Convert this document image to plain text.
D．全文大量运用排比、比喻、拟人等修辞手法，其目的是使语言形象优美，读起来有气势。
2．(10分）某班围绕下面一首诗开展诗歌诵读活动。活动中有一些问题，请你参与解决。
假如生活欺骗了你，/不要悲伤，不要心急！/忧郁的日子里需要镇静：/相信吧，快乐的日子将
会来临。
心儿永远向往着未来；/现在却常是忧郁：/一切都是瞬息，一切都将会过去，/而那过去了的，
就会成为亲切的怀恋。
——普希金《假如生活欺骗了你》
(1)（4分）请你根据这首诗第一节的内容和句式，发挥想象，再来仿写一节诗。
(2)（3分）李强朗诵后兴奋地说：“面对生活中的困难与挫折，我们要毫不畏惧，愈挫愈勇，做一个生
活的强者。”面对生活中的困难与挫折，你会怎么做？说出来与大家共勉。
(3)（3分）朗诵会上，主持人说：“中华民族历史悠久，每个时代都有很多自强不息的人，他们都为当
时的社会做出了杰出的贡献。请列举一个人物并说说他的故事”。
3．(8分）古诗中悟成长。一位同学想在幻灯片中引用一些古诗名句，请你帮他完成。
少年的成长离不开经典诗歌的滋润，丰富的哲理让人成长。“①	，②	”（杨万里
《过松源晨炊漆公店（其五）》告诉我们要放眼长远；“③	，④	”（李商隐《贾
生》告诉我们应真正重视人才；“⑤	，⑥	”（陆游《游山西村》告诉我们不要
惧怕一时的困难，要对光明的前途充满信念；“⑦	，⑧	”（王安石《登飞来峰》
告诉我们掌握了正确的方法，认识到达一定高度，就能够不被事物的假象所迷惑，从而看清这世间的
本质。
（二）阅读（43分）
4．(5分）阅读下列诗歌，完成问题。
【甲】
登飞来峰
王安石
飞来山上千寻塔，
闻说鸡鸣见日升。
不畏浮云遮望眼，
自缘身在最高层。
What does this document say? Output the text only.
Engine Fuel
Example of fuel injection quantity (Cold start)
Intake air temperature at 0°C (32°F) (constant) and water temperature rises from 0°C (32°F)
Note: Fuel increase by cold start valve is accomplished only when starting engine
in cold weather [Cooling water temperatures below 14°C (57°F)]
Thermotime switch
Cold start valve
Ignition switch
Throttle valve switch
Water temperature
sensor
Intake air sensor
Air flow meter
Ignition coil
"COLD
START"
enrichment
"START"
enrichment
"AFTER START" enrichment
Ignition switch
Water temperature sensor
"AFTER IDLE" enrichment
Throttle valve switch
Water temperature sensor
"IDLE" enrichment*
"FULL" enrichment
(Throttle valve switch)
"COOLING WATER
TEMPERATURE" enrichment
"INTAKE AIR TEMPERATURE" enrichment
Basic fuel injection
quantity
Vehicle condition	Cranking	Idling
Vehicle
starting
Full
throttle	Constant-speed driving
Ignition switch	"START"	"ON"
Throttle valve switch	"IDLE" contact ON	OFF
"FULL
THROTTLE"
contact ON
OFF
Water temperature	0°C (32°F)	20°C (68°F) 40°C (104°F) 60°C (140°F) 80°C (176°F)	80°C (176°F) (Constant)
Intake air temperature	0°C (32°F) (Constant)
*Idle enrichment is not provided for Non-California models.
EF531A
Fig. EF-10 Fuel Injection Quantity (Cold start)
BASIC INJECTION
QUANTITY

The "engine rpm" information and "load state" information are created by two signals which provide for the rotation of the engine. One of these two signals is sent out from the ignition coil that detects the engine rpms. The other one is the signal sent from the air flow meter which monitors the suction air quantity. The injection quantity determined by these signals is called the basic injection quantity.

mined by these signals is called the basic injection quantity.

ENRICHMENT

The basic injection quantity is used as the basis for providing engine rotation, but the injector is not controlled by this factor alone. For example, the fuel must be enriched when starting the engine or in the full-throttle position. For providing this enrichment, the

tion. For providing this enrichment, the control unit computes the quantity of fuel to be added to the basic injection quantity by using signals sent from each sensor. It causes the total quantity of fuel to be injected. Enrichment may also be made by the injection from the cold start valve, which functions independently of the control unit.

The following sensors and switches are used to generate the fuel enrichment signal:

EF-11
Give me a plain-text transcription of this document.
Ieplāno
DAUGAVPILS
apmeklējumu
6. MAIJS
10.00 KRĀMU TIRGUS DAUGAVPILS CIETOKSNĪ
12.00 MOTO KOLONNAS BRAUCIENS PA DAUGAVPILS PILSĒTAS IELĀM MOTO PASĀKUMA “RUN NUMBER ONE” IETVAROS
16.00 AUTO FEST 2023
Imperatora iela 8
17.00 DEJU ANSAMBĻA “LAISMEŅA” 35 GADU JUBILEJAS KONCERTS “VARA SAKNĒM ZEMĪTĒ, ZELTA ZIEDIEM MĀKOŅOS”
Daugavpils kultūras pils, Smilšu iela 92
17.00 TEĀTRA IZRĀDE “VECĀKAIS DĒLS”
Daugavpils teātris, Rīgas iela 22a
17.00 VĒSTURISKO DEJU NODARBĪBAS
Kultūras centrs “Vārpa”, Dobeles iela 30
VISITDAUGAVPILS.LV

____________________

YOUR GOAL |
Repeat every entry exactly as written above.

COMPLETE RESPONSE |
Convert this document image to plain text.
D．全文大量运用排比、比喻、拟人等修辞手法，其目的是使语言形象优美，读起来有气势。
2．(10分）某班围绕下面一首诗开展诗歌诵读活动。活动中有一些问题，请你参与解决。
假如生活欺骗了你，/不要悲伤，不要心急！/忧郁的日子里需要镇静：/相信吧，快乐的日子将
会来临。
心儿永远向往着未来；/现在却常是忧郁：/一切都是瞬息，一切都将会过去，/而那过去了的，
就会成为亲切的怀恋。
——普希金《假如生活欺骗了你》
(1)（4分）请你根据这首诗第一节的内容和句式，发挥想象，再来仿写一节诗。
(2)（3分）李强朗诵后兴奋地说：“面对生活中的困难与挫折，我们要毫不畏惧，愈挫愈勇，做一个生
活的强者。”面对生活中的困难与挫折，你会怎么做？说出来与大家共勉。
(3)（3分）朗诵会上，主持人说：“中华民族历史悠久，每个时代都有很多自强不息的人，他们都为当
时的社会做出了杰出的贡献。请列举一个人物并说说他的故事”。
3．(8分）古诗中悟成长。一位同学想在幻灯片中引用一些古诗名句，请你帮他完成。
少年的成长离不开经典诗歌的滋润，丰富的哲理让人成长。“①	，②	”（杨万里
《过松源晨炊漆公店（其五）》告诉我们要放眼长远；“③	，④	”（李商隐《贾
生》告诉我们应真正重视人才；“⑤	，⑥	”（陆游《游山西村》告诉我们不要
惧怕一时的困难，要对光明的前途充满信念；“⑦	，⑧	”（王安石《登飞来峰》
告诉我们掌握了正确的方法，认识到达一定高度，就能够不被事物的假象所迷惑，从而看清这世间的
本质。
（二）阅读（43分）
4．(5分）阅读下列诗歌，完成问题。
【甲】
登飞来峰
王安石
飞来山上千寻塔，
闻说鸡鸣见日升。
不畏浮云遮望眼，
自缘身在最高层。
What does this document say? Output the text only.
Engine Fuel
Example of fuel injection quantity (Cold start)
Intake air temperature at 0°C (32°F) (constant) and water temperature rises from 0°C (32°F)
Note: Fuel increase by cold start valve is accomplished only when starting engine
in cold weather [Cooling water temperatures below 14°C (57°F)]
Thermotime switch
Cold start valve
Ignition switch
Throttle valve switch
Water temperature
sensor
Intake air sensor
Air flow meter
Ignition coil
"COLD
START"
enrichment
"START"
enrichment
"AFTER START" enrichment
Ignition switch
Water temperature sensor
"AFTER IDLE" enrichment
Throttle valve switch
Water temperature sensor
"IDLE" enrichment*
"FULL" enrichment
(Throttle valve switch)
"COOLING WATER
TEMPERATURE" enrichment
"INTAKE AIR TEMPERATURE" enrichment
Basic fuel injection
quantity
Vehicle condition	Cranking	Idling
Vehicle
starting
Full
throttle	Constant-speed driving
Ignition switch	"START"	"ON"
Throttle valve switch	"IDLE" contact ON	OFF
"FULL
THROTTLE"
contact ON
OFF
Water temperature	0°C (32°F)	20°C (68°F) 40°C (104°F) 60°C (140°F) 80°C (176°F)	80°C (176°F) (Constant)
Intake air temperature	0°C (32°F) (Constant)
*Idle enrichment is not provided for Non-California models.
EF531A
Fig. EF-10 Fuel Injection Quantity (Cold start)
BASIC INJECTION
QUANTITY

The "engine rpm" information and "load state" information are created by two signals which provide for the rotation of the engine. One of these two signals is sent out from the ignition coil that detects the engine rpms. The other one is the signal sent from the air flow meter which monitors the suction air quantity. The injection quantity determined by these signals is called the basic injection quantity.

mined by these signals is called the basic injection quantity.

ENRICHMENT

The basic injection quantity is used as the basis for providing engine rotation, but the injector is not controlled by this factor alone. For example, the fuel must be enriched when starting the engine or in the full-throttle position. For providing this enrichment, the

tion. For providing this enrichment, the control unit computes the quantity of fuel to be added to the basic injection quantity by using signals sent from each sensor. It causes the total quantity of fuel to be injected. Enrichment may also be made by the injection from the cold start valve, which functions independently of the control unit.

The following sensors and switches are used to generate the fuel enrichment signal:

EF-11
Give me a plain-text transcription of this document.
Ieplāno
DAUGAVPILS
apmeklējumu
6. MAIJS
10.00 KRĀMU TIRGUS DAUGAVPILS CIETOKSNĪ
12.00 MOTO KOLONNAS BRAUCIENS PA DAUGAVPILS PILSĒTAS IELĀM MOTO PASĀKUMA “RUN NUMBER ONE” IETVAROS
16.00 AUTO FEST 2023
Imperatora iela 8
17.00 DEJU ANSAMBĻA “LAISMEŅA” 35 GADU JUBILEJAS KONCERTS “VARA SAKNĒM ZEMĪTĒ, ZELTA ZIEDIEM MĀKOŅOS”
Daugavpils kultūras pils, Smilšu iela 92
17.00 TEĀTRA IZRĀDE “VECĀKAIS DĒLS”
Daugavpils teātris, Rīgas iela 22a
17.00 VĒSTURISKO DEJU NODARBĪBAS
Kultūras centrs “Vārpa”, Dobeles iela 30
VISITDAUGAVPILS.LV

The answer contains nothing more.